DOCUMENT TEXT
-------
The “Malignant Dishonesty” of LP Presidential Candidate Jacob Hornberger, Then and Now

At the end of February, I published an article describing in detail the lengths to which Jacob Hornberger went to undermine the campaign of eventual 2000 Libertarian presidential nominee, Harry Browne. Shortly after, Hornberger—now a leading candidate for the 2020 nomination—referenced those events during a debate at the Libertarian Party of Iowa’s state convention. 

A fellow candidate at the time, former Rhode Island Governor Lincoln Chafee referenced Hornberger’s 2002 bid for Virginia’s US Senate seat as an independent, and asked why Hornberger didn’t run as a Libertarian. You can watch the full debate here, but this was Hornberger’s response: 

“What had happened was I had gotten into a battle with the party hierarchy a couple years before over a matter of ethical principles, and there were a group of us that believed that ethical principles matter. I said it twenty years ago and I’ll say it today… so I took on the party hierarchy in that battle. But as soon as the corruption got exposed and got stopped by the LNC, I figured the battle was over.
-------
GIVEN INSTRUCTION A
Extract the full article passage about Jacob Hornberger word for word.
-------
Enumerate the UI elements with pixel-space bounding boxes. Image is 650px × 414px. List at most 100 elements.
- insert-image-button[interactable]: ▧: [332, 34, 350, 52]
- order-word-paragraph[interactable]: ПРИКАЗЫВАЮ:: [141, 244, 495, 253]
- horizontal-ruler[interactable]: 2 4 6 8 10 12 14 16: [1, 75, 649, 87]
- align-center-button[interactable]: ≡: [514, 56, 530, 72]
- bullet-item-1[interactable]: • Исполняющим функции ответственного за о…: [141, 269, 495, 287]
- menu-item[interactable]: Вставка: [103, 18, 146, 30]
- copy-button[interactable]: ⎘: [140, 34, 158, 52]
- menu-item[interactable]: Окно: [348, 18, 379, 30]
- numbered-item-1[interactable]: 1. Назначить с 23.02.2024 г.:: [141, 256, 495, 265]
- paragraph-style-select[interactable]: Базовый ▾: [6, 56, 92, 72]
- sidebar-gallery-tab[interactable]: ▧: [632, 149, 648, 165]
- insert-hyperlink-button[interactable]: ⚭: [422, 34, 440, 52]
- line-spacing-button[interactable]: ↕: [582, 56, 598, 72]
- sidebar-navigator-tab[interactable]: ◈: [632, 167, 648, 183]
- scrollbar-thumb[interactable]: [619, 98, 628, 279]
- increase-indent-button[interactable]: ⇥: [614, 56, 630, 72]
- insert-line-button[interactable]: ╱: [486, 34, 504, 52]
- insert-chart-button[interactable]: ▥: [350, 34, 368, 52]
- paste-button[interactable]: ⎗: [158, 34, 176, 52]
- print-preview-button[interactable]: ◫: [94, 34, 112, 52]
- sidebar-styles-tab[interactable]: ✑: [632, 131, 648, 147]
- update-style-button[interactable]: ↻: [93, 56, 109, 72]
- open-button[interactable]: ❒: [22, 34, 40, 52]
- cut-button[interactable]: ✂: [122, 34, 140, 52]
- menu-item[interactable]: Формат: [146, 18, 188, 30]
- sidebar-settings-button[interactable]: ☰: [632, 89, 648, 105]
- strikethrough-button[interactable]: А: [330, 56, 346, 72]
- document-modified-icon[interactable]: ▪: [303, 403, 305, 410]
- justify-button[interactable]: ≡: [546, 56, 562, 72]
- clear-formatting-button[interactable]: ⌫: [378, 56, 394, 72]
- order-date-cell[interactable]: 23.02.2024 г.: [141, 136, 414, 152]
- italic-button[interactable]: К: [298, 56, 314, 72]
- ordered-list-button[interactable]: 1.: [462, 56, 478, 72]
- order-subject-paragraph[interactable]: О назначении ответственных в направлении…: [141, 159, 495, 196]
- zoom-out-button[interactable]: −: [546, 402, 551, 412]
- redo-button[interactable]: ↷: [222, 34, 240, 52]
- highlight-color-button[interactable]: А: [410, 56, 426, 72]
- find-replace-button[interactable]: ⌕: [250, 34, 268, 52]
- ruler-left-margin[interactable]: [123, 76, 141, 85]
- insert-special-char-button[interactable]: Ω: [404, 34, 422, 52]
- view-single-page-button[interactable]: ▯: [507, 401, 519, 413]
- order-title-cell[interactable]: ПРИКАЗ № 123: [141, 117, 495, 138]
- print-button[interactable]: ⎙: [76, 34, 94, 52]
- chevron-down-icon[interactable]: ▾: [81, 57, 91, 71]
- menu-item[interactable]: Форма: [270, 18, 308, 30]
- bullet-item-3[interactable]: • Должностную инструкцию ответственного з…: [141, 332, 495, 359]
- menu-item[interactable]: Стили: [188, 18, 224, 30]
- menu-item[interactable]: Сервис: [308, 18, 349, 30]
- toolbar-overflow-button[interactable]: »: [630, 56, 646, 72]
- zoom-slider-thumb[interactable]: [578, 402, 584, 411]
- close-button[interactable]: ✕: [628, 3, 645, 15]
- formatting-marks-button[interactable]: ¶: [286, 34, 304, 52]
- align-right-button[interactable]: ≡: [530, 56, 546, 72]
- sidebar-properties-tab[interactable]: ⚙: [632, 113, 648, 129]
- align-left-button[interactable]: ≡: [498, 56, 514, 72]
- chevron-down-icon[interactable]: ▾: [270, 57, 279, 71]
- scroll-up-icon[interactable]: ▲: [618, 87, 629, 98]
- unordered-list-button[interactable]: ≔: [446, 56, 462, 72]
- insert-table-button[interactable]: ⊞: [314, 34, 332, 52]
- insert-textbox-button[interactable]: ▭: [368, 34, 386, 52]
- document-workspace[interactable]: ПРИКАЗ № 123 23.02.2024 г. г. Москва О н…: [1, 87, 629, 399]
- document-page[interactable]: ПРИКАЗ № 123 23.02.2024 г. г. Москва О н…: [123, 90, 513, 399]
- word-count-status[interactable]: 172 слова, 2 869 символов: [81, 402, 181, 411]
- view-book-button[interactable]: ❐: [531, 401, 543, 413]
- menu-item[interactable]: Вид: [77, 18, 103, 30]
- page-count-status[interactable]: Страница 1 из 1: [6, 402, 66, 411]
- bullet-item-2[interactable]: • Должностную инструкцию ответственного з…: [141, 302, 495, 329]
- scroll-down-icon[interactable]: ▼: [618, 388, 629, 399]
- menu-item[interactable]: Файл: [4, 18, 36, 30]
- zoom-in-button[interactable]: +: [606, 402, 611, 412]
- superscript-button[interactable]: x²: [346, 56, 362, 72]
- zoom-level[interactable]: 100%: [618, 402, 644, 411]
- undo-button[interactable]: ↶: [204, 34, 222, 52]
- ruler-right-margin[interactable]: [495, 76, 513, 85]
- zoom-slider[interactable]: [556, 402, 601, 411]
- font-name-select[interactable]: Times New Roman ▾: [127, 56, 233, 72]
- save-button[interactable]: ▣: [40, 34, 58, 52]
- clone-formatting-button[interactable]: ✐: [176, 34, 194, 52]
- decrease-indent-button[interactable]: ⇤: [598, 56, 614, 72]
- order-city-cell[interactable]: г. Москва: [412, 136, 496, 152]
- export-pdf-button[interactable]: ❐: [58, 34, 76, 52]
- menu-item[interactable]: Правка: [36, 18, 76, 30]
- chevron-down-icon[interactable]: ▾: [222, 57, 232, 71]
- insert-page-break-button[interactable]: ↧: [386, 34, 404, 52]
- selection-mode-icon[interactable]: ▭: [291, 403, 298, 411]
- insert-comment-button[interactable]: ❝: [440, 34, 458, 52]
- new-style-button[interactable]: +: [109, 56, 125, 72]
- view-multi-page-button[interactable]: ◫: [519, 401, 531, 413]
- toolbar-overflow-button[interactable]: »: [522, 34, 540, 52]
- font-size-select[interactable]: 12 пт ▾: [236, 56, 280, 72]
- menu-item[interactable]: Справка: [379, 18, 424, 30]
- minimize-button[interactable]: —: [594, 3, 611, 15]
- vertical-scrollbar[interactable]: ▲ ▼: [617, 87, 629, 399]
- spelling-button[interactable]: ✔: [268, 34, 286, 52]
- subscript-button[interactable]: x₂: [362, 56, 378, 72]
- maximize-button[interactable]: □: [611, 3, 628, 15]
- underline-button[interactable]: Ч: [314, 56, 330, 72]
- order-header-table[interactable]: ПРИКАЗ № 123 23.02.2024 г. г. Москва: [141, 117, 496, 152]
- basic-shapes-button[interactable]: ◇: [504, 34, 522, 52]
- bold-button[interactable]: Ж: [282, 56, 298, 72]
-------
GIVEN INSTRUCTION B
Copy the listing from its start through the line containing "- bullet-item-1[interactable]: •", character for character.

CORRECT RESULT A
The “Malignant Dishonesty” of LP Presidential Candidate Jacob Hornberger, Then and Now

At the end of February, I published an article describing in detail the lengths to which Jacob Hornberger went to undermine the campaign of eventual 2000 Libertarian presidential nominee, Harry Browne. Shortly after, Hornberger—now a leading candidate for the 2020 nomination—referenced those events during a debate at the Libertarian Party of Iowa’s state convention. 

A fellow candidate at the time, former Rhode Island Governor Lincoln Chafee referenced Hornberger’s 2002 bid for Virginia’s US Senate seat as an independent, and asked why Hornberger didn’t run as a Libertarian. You can watch the full debate here, but this was Hornberger’s response: 

“What had happened was I had gotten into a battle with the party hierarchy a couple years before over a matter of ethical principles, and there were a group of us that believed that ethical principles matter. I said it twenty years ago and I’ll say it today… so I took on the party hierarchy in that battle. But as soon as the corruption got exposed and got stopped by the LNC, I figured the battle was over.

CORRECT RESULT B
Enumerate the UI elements with pixel-space bounding boxes. Image is 650px × 414px. List at most 100 elements.
- insert-image-button[interactable]: ▧: [332, 34, 350, 52]
- order-word-paragraph[interactable]: ПРИКАЗЫВАЮ:: [141, 244, 495, 253]
- horizontal-ruler[interactable]: 2 4 6 8 10 12 14 16: [1, 75, 649, 87]
- align-center-button[interactable]: ≡: [514, 56, 530, 72]
- bullet-item-1[interactable]: • Исполняющим функции ответственного за о…: [141, 269, 495, 287]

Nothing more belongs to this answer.